### What you will do
The entries below should be quoted exactly, with no pictures carried over.

--- Start Records for processing ---

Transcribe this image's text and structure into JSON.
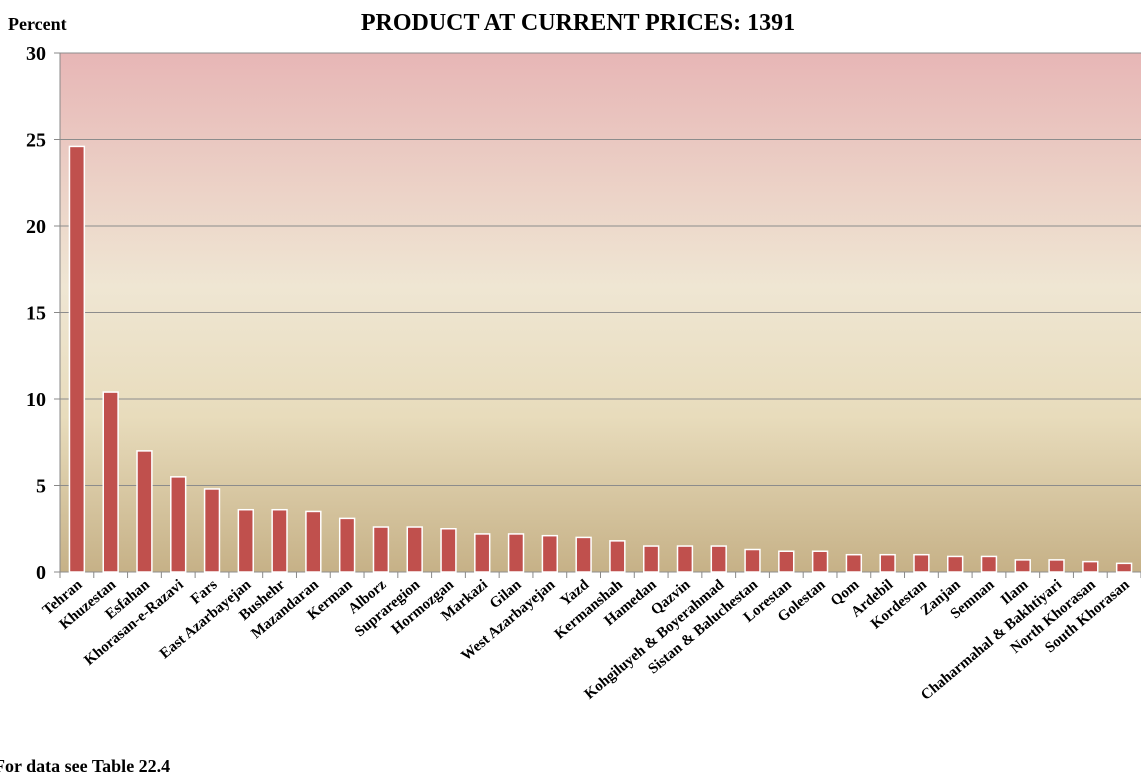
{
  "chart_data": {
    "type": "bar",
    "title": "PRODUCT AT CURRENT PRICES: 1391",
    "y_label": "Percent",
    "note": "For data see Table 22.4",
    "categories": [
      "Tehran",
      "Khuzestan",
      "Esfahan",
      "Khorasan-e-Razavi",
      "Fars",
      "East Azarbayejan",
      "Bushehr",
      "Mazandaran",
      "Kerman",
      "Alborz",
      "Supraregion",
      "Hormozgan",
      "Markazi",
      "Gilan",
      "West Azarbayejan",
      "Yazd",
      "Kermanshah",
      "Hamedan",
      "Qazvin",
      "Kohgiluyeh & Boyerahmad",
      "Sistan & Baluchestan",
      "Lorestan",
      "Golestan",
      "Qom",
      "Ardebil",
      "Kordestan",
      "Zanjan",
      "Semnan",
      "Ilam",
      "Chaharmahal & Bakhtiyari",
      "North Khorasan",
      "South Khorasan"
    ],
    "values": [
      24.6,
      10.4,
      7.0,
      5.5,
      4.8,
      3.6,
      3.6,
      3.5,
      3.1,
      2.6,
      2.6,
      2.5,
      2.2,
      2.2,
      2.1,
      2.0,
      1.8,
      1.5,
      1.5,
      1.5,
      1.3,
      1.2,
      1.2,
      1.0,
      1.0,
      1.0,
      0.9,
      0.9,
      0.7,
      0.7,
      0.6,
      0.5
    ],
    "color": "#c0504d",
    "ylim": [
      0,
      30
    ],
    "yticks": [
      0,
      5,
      10,
      15,
      20,
      25,
      30
    ],
    "grid": true
  }
}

--- End Records for processing ---

### Answer to this exercise
Transcribe this image's text and structure into JSON.
{
  "chart_data": {
    "type": "bar",
    "title": "PRODUCT AT CURRENT PRICES: 1391",
    "y_label": "Percent",
    "note": "For data see Table 22.4",
    "categories": [
      "Tehran",
      "Khuzestan",
      "Esfahan",
      "Khorasan-e-Razavi",
      "Fars",
      "East Azarbayejan",
      "Bushehr",
      "Mazandaran",
      "Kerman",
      "Alborz",
      "Supraregion",
      "Hormozgan",
      "Markazi",
      "Gilan",
      "West Azarbayejan",
      "Yazd",
      "Kermanshah",
      "Hamedan",
      "Qazvin",
      "Kohgiluyeh & Boyerahmad",
      "Sistan & Baluchestan",
      "Lorestan",
      "Golestan",
      "Qom",
      "Ardebil",
      "Kordestan",
      "Zanjan",
      "Semnan",
      "Ilam",
      "Chaharmahal & Bakhtiyari",
      "North Khorasan",
      "South Khorasan"
    ],
    "values": [
      24.6,
      10.4,
      7.0,
      5.5,
      4.8,
      3.6,
      3.6,
      3.5,
      3.1,
      2.6,
      2.6,
      2.5,
      2.2,
      2.2,
      2.1,
      2.0,
      1.8,
      1.5,
      1.5,
      1.5,
      1.3,
      1.2,
      1.2,
      1.0,
      1.0,
      1.0,
      0.9,
      0.9,
      0.7,
      0.7,
      0.6,
      0.5
    ],
    "color": "#c0504d",
    "ylim": [
      0,
      30
    ],
    "yticks": [
      0,
      5,
      10,
      15,
      20,
      25,
      30
    ],
    "grid": true
  }
}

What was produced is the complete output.